• **To-do list**:
A. In the bail review endorsement, condense the paragraph beginning "The allegations are that the applicant and another man" into a short bulleted list that keeps its main facts.
B. Write the next part of the bail review endorsement, picking up after its final paragraph.

COURT FILE NO.: CR-19-1403-00BR
DATE: 2019 01 14
SUPERIOR COURT OF JUSTICE - ONTARIO
RE: HER MAJESTY THE QUEEN v. LINDON HUNTER
BEFORE: D. E. Harris J.
HEARD: January 11, 2019
COUNSEL: M. Godinho for the Crown Respondent T. Kent for the Applicant Hunter
BAIL REVIEW ENDORSEMENT
[1] The applicant Lindon Hunter applied under Section 520 of the Criminal Code for a review of his detention order made by Justice of the Peace L. Ross on August 23, 2018. I dismissed the application on January 11, 2019. There are my reasons for doing so.
[2] The applicant was detained on the second and tertiary grounds in the court below. He is charged with robbery, intent to commit an indictable offence while masked and failing to stop his vehicle while being pursued by the police.
[3] This bail review is premised on a material change in circumstances: R. v. St. Cloud, 2015 SCC 27, [2015] 2 S.C.R. 328, at paras. 122-139. Specifically, two new sureties are proposed to take the place of the surety from the bail hearing below.
[4] The allegations are that the applicant and another man, while masked, entered a bank and, threatening the patrons and the staff, made off with about $7000. Apparently no weapons were used. A security guard was assaulted during the robbery. For the purpose of evading capture, the men used bicycles to make their escape. They soon abandoned the bicycles in favour of the greater speed of a car, with an accomplice at the wheel. After stopping at an apartment, they changed clothes. The applicant then took the wheel in a second car and began to drive away.
[5] As he was leaving, the police arrived. The cash from the bank had tiny GPS transmitters attached to it. The police had a precise map of the applicant’s movements from the time he left the bank. A police chase of the applicant’s vehicle ensued in a busy densely populated residential neighbourhood. The applicant eventually crashed the car and made good his escape on foot. He was arrested several days later.
[6] The applicant has four previous robberies on his criminal record dating back to 2008. Most recently, in December of 2015, he was found guilty of two robberies and served the equivalent of three years incarceration.

• **Supplied data**:
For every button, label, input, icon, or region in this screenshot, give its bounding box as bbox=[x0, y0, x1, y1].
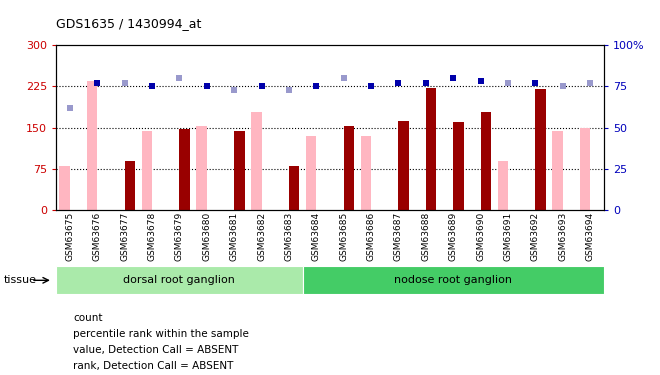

• **Answers for this exercise**:
A.
- The applicant and another man, both masked, entered a bank, threatened patrons and staff, and took about $7000.
- Apparently no weapons were used, but a security guard was assaulted.
- They fled on bicycles, then switched to a car driven by an accomplice.
- At an apartment they changed clothes, and the applicant then drove off in a second car.

B.
[7] At the hearing below, the applicant proposed a surety which the Justice of the Peace held was not suitable. It was agreed on this review hearing that the Justice of the Peace was correct in her assessment. The applicant has now produced two new sureties: his mother and his sister. He was estranged from his mother until quite recently but has always been close to his sister. They are an enormous improvement on the surety tendered at the original bail hearing. The plan proposed is an improvement as well.
[8] In detaining on the secondary and tertiary ground, the Justice of the Peace leaned heavily on the manifestly inadequate surety and the unsatisfactory release plan advanced. However, the Justice of the Peace continued on with respect to the secondary ground,
Even if the plan were satisfactory, I believe there is a substantial likelihood that you will commit further offences.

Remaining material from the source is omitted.